PROMPT: Please output every line of the material as it stands, without the pictures.

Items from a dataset
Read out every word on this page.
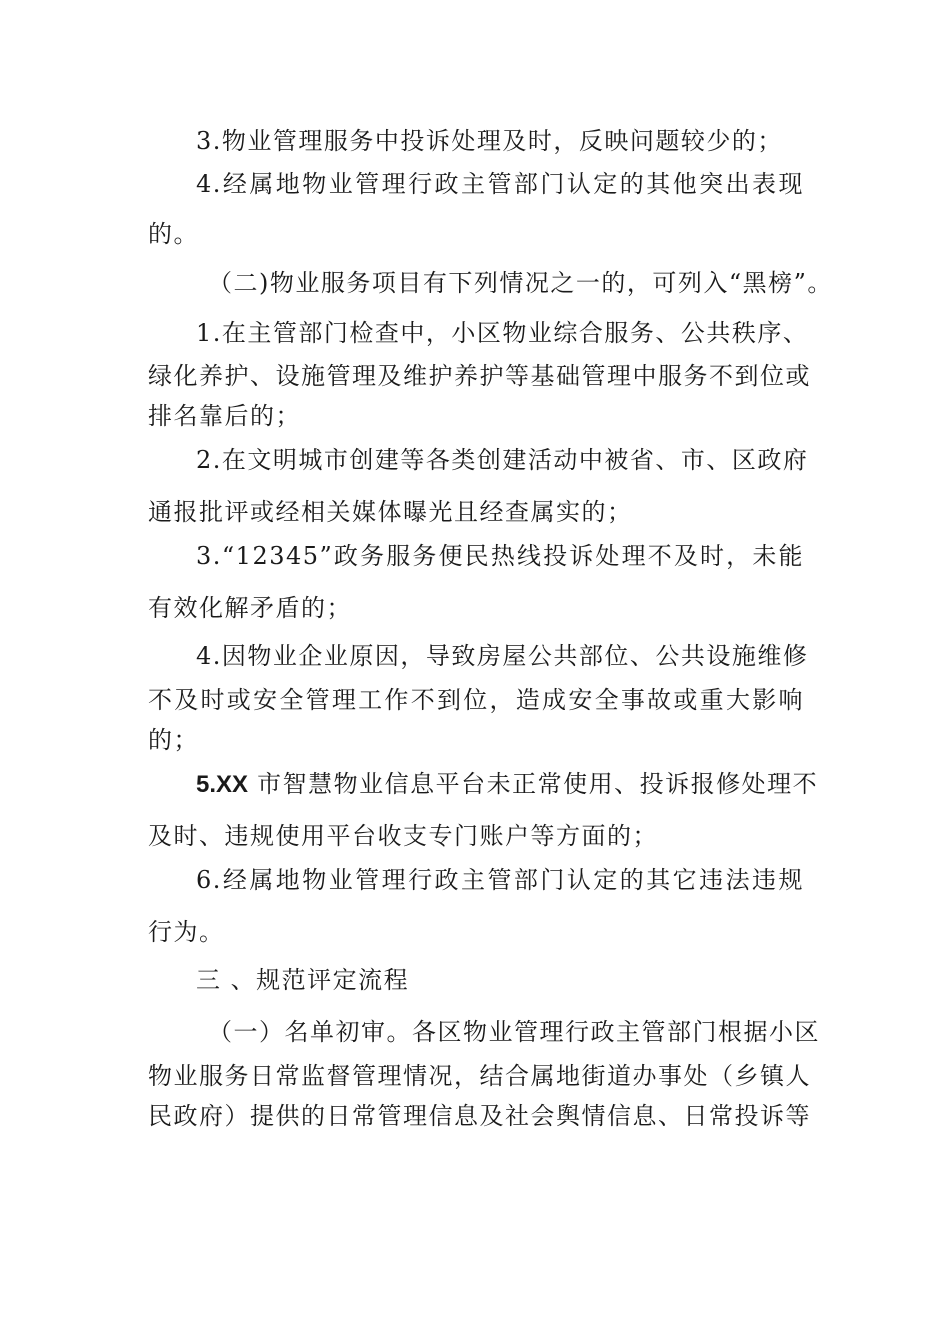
3.物业管理服务中投诉处理及时，反映问题较少的；
4.经属地物业管理行政主管部门认定的其他突出表现
的。
（二)物业服务项目有下列情况之一的，可列入“黑榜”。
1.在主管部门检查中，小区物业综合服务、公共秩序、
绿化养护、设施管理及维护养护等基础管理中服务不到位或
排名靠后的；
2.在文明城市创建等各类创建活动中被省、市、区政府
通报批评或经相关媒体曝光且经查属实的；
3.“12345”政务服务便民热线投诉处理不及时，未能
有效化解矛盾的；
4.因物业企业原因，导致房屋公共部位、公共设施维修
不及时或安全管理工作不到位，造成安全事故或重大影响
的；
5.XX 市智慧物业信息平台未正常使用、投诉报修处理不
及时、违规使用平台收支专门账户等方面的；
6.经属地物业管理行政主管部门认定的其它违法违规
行为。
三 、规范评定流程
（一）名单初审。各区物业管理行政主管部门根据小区
物业服务日常监督管理情况，结合属地街道办事处（乡镇人
民政府）提供的日常管理信息及社会舆情信息、日常投诉等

SOLUTION TO THIS PROBLEM:
Read out every word on this page.
3.物业管理服务中投诉处理及时，反映问题较少的；
4.经属地物业管理行政主管部门认定的其他突出表现
的。
（二)物业服务项目有下列情况之一的，可列入“黑榜”。
1.在主管部门检查中，小区物业综合服务、公共秩序、
绿化养护、设施管理及维护养护等基础管理中服务不到位或
排名靠后的；
2.在文明城市创建等各类创建活动中被省、市、区政府
通报批评或经相关媒体曝光且经查属实的；
3.“12345”政务服务便民热线投诉处理不及时，未能
有效化解矛盾的；
4.因物业企业原因，导致房屋公共部位、公共设施维修
不及时或安全管理工作不到位，造成安全事故或重大影响
的；
5.XX 市智慧物业信息平台未正常使用、投诉报修处理不
及时、违规使用平台收支专门账户等方面的；
6.经属地物业管理行政主管部门认定的其它违法违规
行为。
三 、规范评定流程
（一）名单初审。各区物业管理行政主管部门根据小区
物业服务日常监督管理情况，结合属地街道办事处（乡镇人
民政府）提供的日常管理信息及社会舆情信息、日常投诉等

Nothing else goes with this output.